PAGE EXTRACT:
╭──

Thursday, January 15, 2009

Next Stop: Mastectomy

Hello all- It has been a rollercoaster of a week. I didn't post right away because I hate to drag everyone through all the emotions until things were set. I met with the surgeon on Monday with my Mother and Sister. The great news is that the Surgeon was exstatic with the resutls of the Chemo. I finally let myself be truely happy because I didn't realize there was a chance the Chemo might not work. I assumed it would, but some people go into Chemo, go through all that and then find out later that there was no effect. The cancer was still there and now what!! Luckily in my case the opposite happened. Not only has the cancer in my lymph nodes shrunk, it is not even present on the PET Scan or MRI. What that means for my surgeon is that she does not even feel she needs to operate on any of the lymph nodes but reccommends Radiation to get any of the final cells. I had cancer in hard to reach places like under my arm, behind my ribcage, under my clavical, and behind my chestwall. If the surgeon was forced to try and surgically remove lymph nodes in these hard to reach areas I was facing complications such as nerve damage and or even loss of the use of my arm, things like that. But with the Chemo that risk is eliminated.

She also was so pleased with the results, she gave me the option to try for a lumpectomy, remove a portion of the breast, and not the mastectomy, which would take my whole breast. I had been fighting to try and save my breast all this time so it was a tempting offer but when it got down to it, I can't take the chance of a recurrance, so with a heavy heart, I have opted for the mastectomy anyway. It came down to something called DCIS, Ductal Carsinoma in situ. It is "cancer that has not developed yet". I had that as well as "developed" cancer therefore, if not removed there is a chance that it could come back some day. Since I am young and have another 40+ years to live, I need to be aware that "undeveloped" cancer could very likely develop at some point and I would be back in this situation again. I don't want to take that chance so hence the decision.

Now I do still need to watch the other cancerous lymph nodes for the rest of my life. Even with radiation, there still is a chance that it could pop up again but hopefully not.

So I am set for more appts on Jan 26th and Surgery on Jan 27th. I feel dejavou wriitng this because I had another surgery date set which was canceled. If some thing happens between now and then, I apoligize ahead of time. I can't count on anything anymore. Frankly, if I get sick in the mean time, then the surgery has to be postponed. I have been feeling good so keep your fingers crossed. I will stay in the hospital for two days and maybe be released on the 29th.

In other news, Brian and I are an aunt and uncle again. We welcomed the birth of our new nephew, son of Dave and Marlo, Brian's brother who lives in Philadelphia. I am not sure the next time I would get to Philly to meet him but I can't wait to see pictures.

Thnka you for the enthusiastic comments and well wishes. It is a victory!!!

╰──

RECORDED DATA:
╭──

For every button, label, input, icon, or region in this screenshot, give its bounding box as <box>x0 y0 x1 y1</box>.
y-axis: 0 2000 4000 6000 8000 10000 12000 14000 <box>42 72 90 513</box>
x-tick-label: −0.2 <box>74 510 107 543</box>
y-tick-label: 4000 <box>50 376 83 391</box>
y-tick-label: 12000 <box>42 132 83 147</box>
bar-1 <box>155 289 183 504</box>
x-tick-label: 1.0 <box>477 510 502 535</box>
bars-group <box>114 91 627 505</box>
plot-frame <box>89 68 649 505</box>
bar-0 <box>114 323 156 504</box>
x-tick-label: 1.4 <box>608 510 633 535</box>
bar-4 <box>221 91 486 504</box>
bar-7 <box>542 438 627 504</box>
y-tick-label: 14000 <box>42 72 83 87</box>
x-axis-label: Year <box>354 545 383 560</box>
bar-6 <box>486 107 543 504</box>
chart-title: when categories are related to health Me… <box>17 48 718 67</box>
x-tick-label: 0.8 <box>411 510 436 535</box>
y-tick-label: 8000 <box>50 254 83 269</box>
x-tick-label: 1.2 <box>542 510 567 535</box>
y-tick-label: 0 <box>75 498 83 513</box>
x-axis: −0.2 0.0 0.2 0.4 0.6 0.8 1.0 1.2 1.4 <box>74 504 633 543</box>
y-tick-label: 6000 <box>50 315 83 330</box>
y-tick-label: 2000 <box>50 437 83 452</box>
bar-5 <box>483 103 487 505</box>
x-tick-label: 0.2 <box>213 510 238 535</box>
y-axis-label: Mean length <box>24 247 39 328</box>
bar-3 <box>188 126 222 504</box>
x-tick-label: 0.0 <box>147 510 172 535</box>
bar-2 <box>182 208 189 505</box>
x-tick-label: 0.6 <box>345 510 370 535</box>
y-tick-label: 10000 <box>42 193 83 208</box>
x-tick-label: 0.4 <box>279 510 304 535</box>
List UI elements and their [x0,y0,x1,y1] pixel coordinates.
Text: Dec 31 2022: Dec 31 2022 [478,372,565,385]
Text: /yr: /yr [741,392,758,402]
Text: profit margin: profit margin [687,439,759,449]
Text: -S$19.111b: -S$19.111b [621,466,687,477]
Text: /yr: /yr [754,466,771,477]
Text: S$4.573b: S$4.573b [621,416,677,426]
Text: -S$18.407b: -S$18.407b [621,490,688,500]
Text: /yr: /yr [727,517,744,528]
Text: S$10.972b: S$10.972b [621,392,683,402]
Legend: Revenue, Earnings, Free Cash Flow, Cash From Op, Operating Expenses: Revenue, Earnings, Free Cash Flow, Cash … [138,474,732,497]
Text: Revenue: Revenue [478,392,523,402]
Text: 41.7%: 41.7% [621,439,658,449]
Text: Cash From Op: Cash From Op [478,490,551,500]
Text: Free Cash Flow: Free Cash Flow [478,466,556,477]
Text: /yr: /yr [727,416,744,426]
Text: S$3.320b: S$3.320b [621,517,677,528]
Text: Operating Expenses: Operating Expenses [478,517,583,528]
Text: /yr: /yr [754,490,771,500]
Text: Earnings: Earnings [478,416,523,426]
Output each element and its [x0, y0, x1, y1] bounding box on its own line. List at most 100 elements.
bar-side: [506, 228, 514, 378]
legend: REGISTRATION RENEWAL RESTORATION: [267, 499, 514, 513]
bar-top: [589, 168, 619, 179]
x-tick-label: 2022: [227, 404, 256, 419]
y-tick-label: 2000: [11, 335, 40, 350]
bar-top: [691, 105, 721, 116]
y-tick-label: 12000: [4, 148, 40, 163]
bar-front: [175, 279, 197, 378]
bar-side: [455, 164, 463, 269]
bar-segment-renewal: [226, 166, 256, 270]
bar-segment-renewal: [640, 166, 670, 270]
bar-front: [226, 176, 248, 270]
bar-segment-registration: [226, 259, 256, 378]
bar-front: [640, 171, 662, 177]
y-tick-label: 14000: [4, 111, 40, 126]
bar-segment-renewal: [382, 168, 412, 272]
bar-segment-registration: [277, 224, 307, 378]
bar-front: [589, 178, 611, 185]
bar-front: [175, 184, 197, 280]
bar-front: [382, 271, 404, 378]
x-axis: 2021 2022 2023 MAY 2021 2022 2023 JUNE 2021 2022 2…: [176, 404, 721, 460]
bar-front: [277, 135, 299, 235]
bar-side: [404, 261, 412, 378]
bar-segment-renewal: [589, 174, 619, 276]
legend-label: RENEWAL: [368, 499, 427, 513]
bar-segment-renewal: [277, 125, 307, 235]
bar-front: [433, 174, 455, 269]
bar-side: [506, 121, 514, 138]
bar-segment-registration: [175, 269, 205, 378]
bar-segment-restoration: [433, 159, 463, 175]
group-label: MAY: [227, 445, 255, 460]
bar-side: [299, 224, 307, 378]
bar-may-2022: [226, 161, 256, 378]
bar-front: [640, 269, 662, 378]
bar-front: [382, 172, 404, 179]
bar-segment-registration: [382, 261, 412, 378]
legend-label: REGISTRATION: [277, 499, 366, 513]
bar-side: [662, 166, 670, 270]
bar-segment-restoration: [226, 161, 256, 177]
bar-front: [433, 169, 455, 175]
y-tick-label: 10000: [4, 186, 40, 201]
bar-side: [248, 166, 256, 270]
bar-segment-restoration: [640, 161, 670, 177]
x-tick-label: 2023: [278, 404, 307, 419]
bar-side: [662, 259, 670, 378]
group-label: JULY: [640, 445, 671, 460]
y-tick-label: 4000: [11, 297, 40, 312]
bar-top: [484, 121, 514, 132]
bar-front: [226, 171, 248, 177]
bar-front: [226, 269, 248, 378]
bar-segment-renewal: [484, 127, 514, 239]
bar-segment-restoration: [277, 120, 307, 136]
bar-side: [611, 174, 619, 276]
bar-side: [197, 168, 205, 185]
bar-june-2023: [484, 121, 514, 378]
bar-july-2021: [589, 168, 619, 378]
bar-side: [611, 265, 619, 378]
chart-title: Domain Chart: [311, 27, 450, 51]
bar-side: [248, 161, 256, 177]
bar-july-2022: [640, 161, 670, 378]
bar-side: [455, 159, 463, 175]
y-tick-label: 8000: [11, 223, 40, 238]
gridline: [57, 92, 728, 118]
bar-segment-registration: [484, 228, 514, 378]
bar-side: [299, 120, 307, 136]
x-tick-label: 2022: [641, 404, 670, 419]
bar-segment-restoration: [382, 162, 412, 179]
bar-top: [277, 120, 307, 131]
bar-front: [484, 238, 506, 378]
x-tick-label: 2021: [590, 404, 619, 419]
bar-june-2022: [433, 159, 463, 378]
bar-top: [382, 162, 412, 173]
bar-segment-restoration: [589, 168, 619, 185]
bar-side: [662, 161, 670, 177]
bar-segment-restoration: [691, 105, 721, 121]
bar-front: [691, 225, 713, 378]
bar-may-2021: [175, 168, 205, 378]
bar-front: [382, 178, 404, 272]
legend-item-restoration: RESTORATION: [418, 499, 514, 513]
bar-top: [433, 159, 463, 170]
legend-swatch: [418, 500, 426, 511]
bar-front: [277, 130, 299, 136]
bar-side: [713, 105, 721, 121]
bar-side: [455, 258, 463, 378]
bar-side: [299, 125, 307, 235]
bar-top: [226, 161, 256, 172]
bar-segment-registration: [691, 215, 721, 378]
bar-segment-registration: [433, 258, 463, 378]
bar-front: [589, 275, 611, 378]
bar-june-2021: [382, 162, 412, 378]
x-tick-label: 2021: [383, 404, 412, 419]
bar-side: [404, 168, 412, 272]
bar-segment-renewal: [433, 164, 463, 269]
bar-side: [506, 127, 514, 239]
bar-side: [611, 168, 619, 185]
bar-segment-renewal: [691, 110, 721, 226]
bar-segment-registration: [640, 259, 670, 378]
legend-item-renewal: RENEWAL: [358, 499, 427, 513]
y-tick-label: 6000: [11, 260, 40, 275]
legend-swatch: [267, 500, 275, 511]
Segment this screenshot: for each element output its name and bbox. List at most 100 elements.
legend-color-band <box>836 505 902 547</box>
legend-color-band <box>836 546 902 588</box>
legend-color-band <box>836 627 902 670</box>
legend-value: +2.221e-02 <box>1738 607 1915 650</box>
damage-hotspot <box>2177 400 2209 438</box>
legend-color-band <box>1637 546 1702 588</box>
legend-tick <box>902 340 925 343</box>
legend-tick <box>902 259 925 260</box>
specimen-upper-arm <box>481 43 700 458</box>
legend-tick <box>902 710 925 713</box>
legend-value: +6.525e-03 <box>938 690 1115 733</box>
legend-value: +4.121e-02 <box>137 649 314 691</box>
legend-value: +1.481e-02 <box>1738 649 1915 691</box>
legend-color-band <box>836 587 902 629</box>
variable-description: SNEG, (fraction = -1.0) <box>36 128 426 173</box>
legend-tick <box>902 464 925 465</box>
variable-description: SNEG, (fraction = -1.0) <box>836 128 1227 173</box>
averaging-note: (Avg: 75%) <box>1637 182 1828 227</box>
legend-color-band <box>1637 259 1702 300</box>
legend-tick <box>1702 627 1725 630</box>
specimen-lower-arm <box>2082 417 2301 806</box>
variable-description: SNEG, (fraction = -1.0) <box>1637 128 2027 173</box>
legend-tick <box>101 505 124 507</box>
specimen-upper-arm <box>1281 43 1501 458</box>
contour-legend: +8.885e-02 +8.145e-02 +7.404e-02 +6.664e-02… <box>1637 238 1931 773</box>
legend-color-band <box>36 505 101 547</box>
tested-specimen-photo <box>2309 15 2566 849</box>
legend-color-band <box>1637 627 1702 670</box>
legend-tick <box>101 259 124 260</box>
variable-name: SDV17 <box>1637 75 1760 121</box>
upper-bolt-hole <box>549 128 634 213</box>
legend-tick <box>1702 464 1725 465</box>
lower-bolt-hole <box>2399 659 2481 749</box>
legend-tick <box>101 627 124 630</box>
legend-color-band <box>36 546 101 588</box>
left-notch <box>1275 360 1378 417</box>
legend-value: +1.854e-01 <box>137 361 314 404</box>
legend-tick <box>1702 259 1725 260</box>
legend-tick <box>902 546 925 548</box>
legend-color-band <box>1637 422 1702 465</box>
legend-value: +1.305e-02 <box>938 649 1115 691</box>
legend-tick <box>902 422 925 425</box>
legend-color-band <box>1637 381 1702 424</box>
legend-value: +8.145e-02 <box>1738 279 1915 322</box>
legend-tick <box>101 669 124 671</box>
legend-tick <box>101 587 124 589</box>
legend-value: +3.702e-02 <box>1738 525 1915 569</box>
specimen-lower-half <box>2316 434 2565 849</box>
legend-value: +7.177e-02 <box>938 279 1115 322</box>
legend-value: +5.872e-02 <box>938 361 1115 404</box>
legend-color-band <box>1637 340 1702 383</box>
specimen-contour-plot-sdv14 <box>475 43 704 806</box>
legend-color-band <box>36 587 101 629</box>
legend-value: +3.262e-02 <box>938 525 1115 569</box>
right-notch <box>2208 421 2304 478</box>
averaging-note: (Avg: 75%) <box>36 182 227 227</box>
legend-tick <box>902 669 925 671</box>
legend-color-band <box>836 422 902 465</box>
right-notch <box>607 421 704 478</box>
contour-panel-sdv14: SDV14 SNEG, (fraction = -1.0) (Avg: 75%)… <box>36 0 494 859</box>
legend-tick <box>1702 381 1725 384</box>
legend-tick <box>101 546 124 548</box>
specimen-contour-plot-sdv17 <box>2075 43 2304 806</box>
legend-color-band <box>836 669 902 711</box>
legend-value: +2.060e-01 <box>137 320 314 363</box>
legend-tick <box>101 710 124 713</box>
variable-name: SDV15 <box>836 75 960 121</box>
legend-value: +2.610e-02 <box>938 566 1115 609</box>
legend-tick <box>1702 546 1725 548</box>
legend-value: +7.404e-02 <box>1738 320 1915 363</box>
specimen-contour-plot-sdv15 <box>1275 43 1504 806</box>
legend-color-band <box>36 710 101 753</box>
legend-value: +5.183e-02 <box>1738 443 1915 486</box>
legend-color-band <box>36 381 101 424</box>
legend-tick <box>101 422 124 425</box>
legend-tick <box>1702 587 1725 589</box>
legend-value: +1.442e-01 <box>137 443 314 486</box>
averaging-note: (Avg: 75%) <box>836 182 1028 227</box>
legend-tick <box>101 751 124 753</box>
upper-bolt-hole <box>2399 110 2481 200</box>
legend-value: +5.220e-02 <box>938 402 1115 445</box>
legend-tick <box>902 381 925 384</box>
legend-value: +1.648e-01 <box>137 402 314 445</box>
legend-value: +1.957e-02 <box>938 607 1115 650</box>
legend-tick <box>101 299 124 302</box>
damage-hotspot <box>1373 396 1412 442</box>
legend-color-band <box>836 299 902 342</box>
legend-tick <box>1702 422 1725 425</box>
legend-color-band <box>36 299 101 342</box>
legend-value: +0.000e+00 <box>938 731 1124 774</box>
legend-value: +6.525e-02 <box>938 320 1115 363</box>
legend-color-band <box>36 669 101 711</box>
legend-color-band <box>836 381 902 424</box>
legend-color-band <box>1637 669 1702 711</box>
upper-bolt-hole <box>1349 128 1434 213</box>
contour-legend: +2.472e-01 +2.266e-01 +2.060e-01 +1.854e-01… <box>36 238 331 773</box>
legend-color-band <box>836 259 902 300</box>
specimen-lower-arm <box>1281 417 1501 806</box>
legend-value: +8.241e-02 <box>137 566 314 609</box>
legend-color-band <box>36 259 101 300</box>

╰──

QUESTIONS:
[A] Copy the blog post starting at "In other news, Brian" and ending at "is a victory!!!", swapping "nephew" for "niece".
[B] For each statement, answer yes or no according to the blog post, and quote the words that decide it: (i) The surgeon recommended radiation to deal with any remaining cells. (ii) The writer chose the lumpectomy over the mastectomy. (iii) The surgery is scheduled for Jan 27th.
Nothing in the records is required for this work.

ANSWERS BY ITEM:
[A]
In other news, Brian and I are an aunt and uncle again. We welcomed the birth of our new niece, son of Dave and Marlo, Brian's brother who lives in Philadelphia. I am not sure the next time I would get to Philly to meet him but I can't wait to see pictures.

Thnka you for the enthusiastic comments and well wishes. It is a victory!!!

[B]
(i) Yes: "reccommends Radiation to get any of the final cells"
(ii) No: "I have opted for the mastectomy anyway"
(iii) Yes: "Surgery on Jan 27th"